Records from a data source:

start

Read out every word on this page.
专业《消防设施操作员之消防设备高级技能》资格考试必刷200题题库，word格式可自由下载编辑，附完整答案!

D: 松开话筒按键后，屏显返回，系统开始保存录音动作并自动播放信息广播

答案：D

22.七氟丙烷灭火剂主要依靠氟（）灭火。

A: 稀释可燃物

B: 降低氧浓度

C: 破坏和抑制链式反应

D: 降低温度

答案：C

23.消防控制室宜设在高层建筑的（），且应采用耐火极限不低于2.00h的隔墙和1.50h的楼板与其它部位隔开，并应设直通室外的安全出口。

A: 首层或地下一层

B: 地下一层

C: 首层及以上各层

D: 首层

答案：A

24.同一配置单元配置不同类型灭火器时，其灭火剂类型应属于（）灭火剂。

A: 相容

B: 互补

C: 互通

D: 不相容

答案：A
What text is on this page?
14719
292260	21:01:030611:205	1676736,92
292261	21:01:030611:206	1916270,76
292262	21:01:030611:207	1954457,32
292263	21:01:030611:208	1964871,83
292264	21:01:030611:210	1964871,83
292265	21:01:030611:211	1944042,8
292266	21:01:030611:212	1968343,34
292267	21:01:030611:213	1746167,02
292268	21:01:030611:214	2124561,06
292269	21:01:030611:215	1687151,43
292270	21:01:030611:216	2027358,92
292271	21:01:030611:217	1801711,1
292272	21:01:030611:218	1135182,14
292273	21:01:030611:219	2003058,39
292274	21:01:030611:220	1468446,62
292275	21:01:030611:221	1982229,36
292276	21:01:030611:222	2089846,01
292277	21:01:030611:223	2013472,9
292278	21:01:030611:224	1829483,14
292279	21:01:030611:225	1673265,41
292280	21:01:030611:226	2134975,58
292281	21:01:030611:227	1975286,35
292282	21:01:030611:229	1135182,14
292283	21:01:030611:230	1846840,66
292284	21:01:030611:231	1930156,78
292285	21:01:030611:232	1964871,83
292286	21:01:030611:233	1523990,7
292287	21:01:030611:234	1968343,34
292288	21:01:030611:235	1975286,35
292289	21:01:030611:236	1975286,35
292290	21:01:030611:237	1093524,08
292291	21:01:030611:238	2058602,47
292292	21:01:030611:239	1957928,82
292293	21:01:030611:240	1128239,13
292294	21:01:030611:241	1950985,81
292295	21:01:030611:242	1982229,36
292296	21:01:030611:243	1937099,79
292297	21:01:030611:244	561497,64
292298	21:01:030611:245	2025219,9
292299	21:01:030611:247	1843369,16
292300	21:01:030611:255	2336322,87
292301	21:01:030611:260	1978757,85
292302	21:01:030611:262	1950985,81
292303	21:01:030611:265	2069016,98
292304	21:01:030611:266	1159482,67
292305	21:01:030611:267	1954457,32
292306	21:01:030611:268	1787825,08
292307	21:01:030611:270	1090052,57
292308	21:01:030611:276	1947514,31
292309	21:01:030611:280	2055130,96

end

→ **Job**
Transcribe the records above exactly as they appear.

→ **Solution below**
Read out every word on this page.
专业《消防设施操作员之消防设备高级技能》资格考试必刷200题题库，word格式可自由下载编辑，附完整答案!

D: 松开话筒按键后，屏显返回，系统开始保存录音动作并自动播放信息广播

答案：D

22.七氟丙烷灭火剂主要依靠氟（）灭火。

A: 稀释可燃物

B: 降低氧浓度

C: 破坏和抑制链式反应

D: 降低温度

答案：C

23.消防控制室宜设在高层建筑的（），且应采用耐火极限不低于2.00h的隔墙和1.50h的楼板与其它部位隔开，并应设直通室外的安全出口。

A: 首层或地下一层

B: 地下一层

C: 首层及以上各层

D: 首层

答案：A

24.同一配置单元配置不同类型灭火器时，其灭火剂类型应属于（）灭火剂。

A: 相容

B: 互补

C: 互通

D: 不相容

答案：A
What text is on this page?
14719
292260	21:01:030611:205	1676736,92
292261	21:01:030611:206	1916270,76
292262	21:01:030611:207	1954457,32
292263	21:01:030611:208	1964871,83
292264	21:01:030611:210	1964871,83
292265	21:01:030611:211	1944042,8
292266	21:01:030611:212	1968343,34
292267	21:01:030611:213	1746167,02
292268	21:01:030611:214	2124561,06
292269	21:01:030611:215	1687151,43
292270	21:01:030611:216	2027358,92
292271	21:01:030611:217	1801711,1
292272	21:01:030611:218	1135182,14
292273	21:01:030611:219	2003058,39
292274	21:01:030611:220	1468446,62
292275	21:01:030611:221	1982229,36
292276	21:01:030611:222	2089846,01
292277	21:01:030611:223	2013472,9
292278	21:01:030611:224	1829483,14
292279	21:01:030611:225	1673265,41
292280	21:01:030611:226	2134975,58
292281	21:01:030611:227	1975286,35
292282	21:01:030611:229	1135182,14
292283	21:01:030611:230	1846840,66
292284	21:01:030611:231	1930156,78
292285	21:01:030611:232	1964871,83
292286	21:01:030611:233	1523990,7
292287	21:01:030611:234	1968343,34
292288	21:01:030611:235	1975286,35
292289	21:01:030611:236	1975286,35
292290	21:01:030611:237	1093524,08
292291	21:01:030611:238	2058602,47
292292	21:01:030611:239	1957928,82
292293	21:01:030611:240	1128239,13
292294	21:01:030611:241	1950985,81
292295	21:01:030611:242	1982229,36
292296	21:01:030611:243	1937099,79
292297	21:01:030611:244	561497,64
292298	21:01:030611:245	2025219,9
292299	21:01:030611:247	1843369,16
292300	21:01:030611:255	2336322,87
292301	21:01:030611:260	1978757,85
292302	21:01:030611:262	1950985,81
292303	21:01:030611:265	2069016,98
292304	21:01:030611:266	1159482,67
292305	21:01:030611:267	1954457,32
292306	21:01:030611:268	1787825,08
292307	21:01:030611:270	1090052,57
292308	21:01:030611:276	1947514,31
292309	21:01:030611:280	2055130,96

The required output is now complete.